**DATASET:**
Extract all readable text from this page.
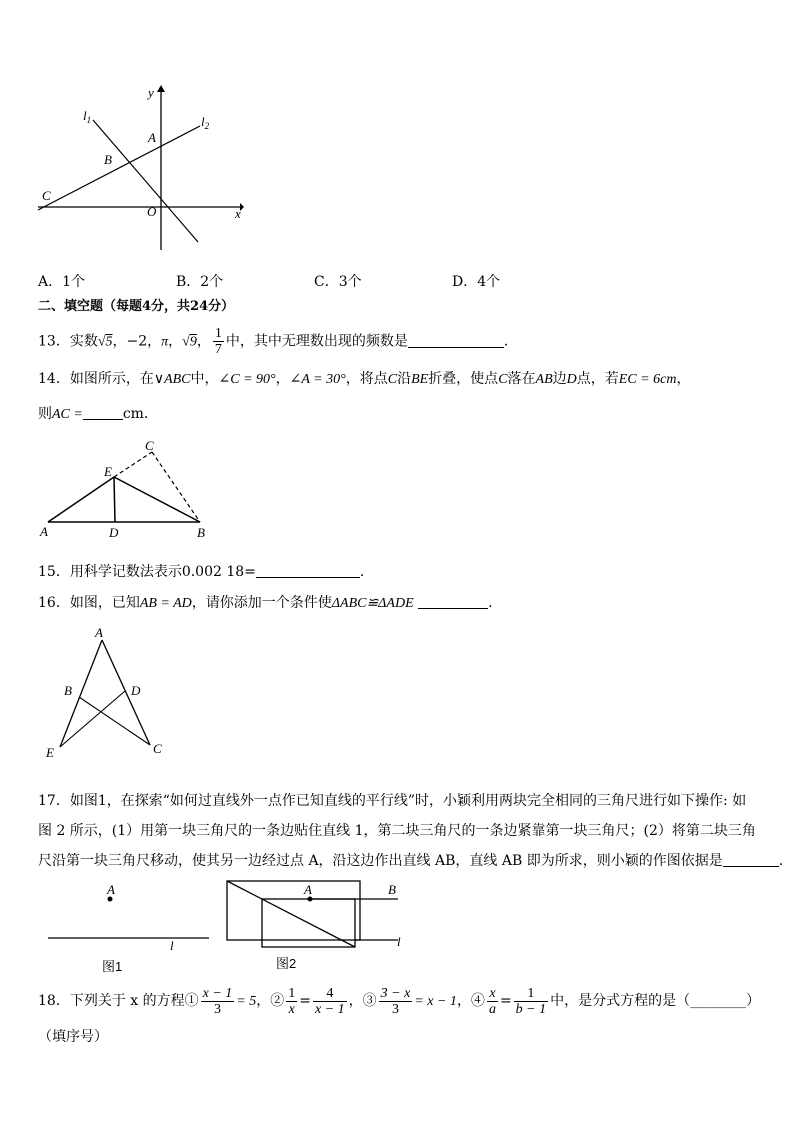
y
$l_1$	$l_2$
A
B
C
O	x
A．1个	B．2个	C．3个	D．4个
二、填空题（每题4分，共24分）
13．实数√5，−2，π，√9， $\frac{1}{7}$ 中，其中无理数出现的频数是	.
14．如图所示，在∨ABC中，∠C = 90°，∠A = 30°，将点C沿BE折叠，使点C落在AB边D点，若EC = 6cm，
则AC =	cm．
A	D	B
E
C
15．用科学记数法表示0.002 18=	.
16．如图，已知AB = AD，请你添加一个条件使ΔABC≌ΔADE	.
A
B	D
E	C
17．如图1，在探索“如何过直线外一点作已知直线的平行线”时，小颖利用两块完全相同的三角尺进行如下操作: 如
图 2 所示，(1）用第一块三角尺的一条边贴住直线 1，第二块三角尺的一条边紧靠第一块三角尺；(2）将第二块三角
尺沿第一块三角尺移动，使其另一边经过点 A，沿这边作出直线 AB，直线 AB 即为所求，则小颖的作图依据是	.
A
l
图1
A	B
l
图2
18．下列关于 x 的方程① $\frac{x - 1}{3} = 5$，② $\frac{1}{x} = \frac{4}{x - 1}$ ，③ $\frac{3 - x}{3} = x - 1$，④ $\frac{x}{a} = \frac{1}{b - 1}$ 中，是分式方程的是（________）
（填序号）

**INSTRUCTIONS FOR THE TASK:** List all lines above in which the string "frac" appears.

**ANSWER FOR THIS EXERCISE:**
13．实数√5，−2，π，√9， $\frac{1}{7}$ 中，其中无理数出现的频数是	.
18．下列关于 x 的方程① $\frac{x - 1}{3} = 5$，② $\frac{1}{x} = \frac{4}{x - 1}$ ，③ $\frac{3 - x}{3} = x - 1$，④ $\frac{x}{a} = \frac{1}{b - 1}$ 中，是分式方程的是（________）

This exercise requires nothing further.